• _Source records_:
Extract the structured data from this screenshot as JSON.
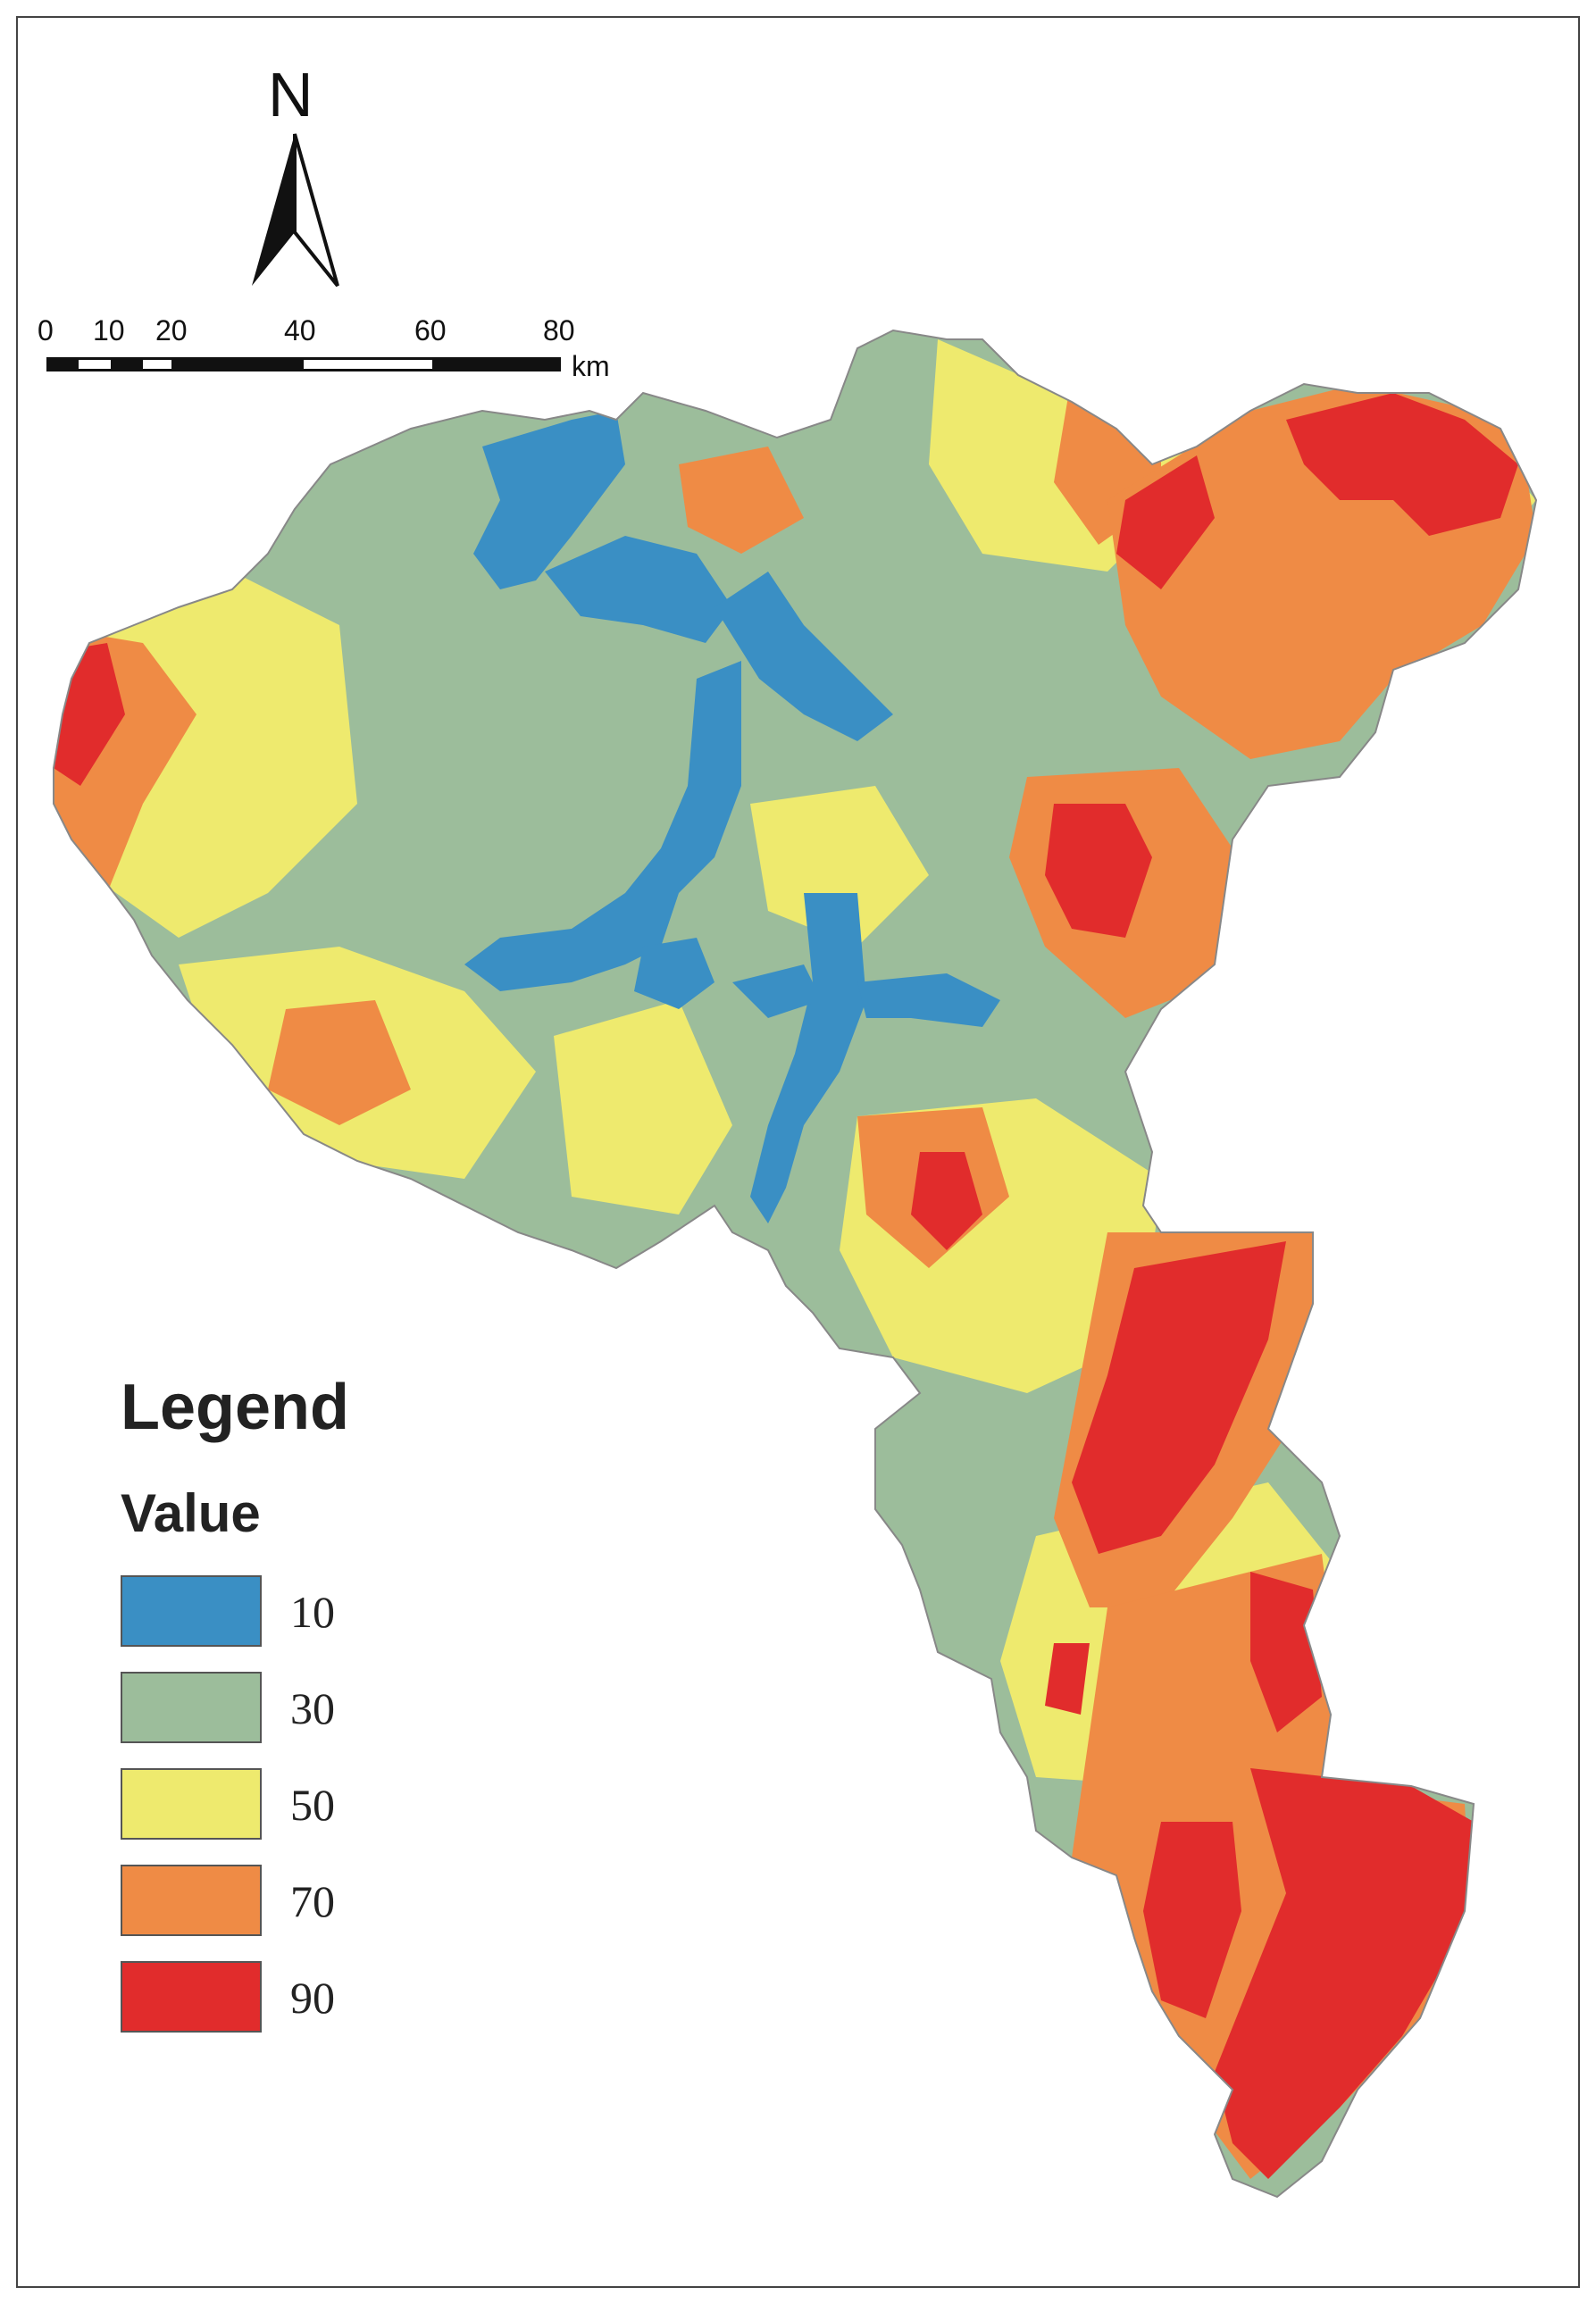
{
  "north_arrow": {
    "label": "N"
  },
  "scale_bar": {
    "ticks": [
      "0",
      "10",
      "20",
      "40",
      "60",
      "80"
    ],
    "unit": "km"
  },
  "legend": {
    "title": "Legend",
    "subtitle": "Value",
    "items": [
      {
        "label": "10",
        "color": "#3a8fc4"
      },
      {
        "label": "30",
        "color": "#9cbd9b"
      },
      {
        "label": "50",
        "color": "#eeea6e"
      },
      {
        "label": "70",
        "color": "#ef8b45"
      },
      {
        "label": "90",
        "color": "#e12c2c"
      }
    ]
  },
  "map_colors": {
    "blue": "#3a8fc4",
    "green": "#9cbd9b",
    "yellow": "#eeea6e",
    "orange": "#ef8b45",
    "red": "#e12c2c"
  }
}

...

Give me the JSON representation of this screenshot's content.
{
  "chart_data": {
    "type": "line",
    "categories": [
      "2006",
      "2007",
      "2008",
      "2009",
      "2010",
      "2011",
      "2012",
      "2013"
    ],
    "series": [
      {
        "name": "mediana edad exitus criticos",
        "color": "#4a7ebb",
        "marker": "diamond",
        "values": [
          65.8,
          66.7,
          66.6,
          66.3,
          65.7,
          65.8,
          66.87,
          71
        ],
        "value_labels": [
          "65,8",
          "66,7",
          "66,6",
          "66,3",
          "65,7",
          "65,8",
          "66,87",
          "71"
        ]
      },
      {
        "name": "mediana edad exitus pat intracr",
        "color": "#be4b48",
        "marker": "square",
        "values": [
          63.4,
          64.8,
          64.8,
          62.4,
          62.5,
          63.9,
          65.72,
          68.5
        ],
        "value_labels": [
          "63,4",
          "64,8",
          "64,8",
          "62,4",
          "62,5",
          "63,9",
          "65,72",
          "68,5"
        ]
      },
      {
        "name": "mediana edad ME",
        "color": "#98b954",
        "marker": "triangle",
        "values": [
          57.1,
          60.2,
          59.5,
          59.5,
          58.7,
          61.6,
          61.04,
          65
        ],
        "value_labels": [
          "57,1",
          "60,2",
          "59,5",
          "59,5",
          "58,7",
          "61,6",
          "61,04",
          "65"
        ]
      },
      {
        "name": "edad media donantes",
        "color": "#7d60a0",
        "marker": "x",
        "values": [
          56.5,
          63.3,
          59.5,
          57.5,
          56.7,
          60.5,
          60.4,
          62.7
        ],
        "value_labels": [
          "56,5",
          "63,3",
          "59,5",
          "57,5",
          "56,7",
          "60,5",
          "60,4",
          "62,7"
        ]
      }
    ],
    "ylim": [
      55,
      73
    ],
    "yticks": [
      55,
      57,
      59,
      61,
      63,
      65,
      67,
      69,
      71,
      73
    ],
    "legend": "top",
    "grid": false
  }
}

• _WHAT TO WORK ON_: List every line from the entries above in which "screenshot" appears.

• _FULL SOLUTION_:
Extract the structured data from this screenshot as JSON.
Give me the JSON representation of this screenshot's content.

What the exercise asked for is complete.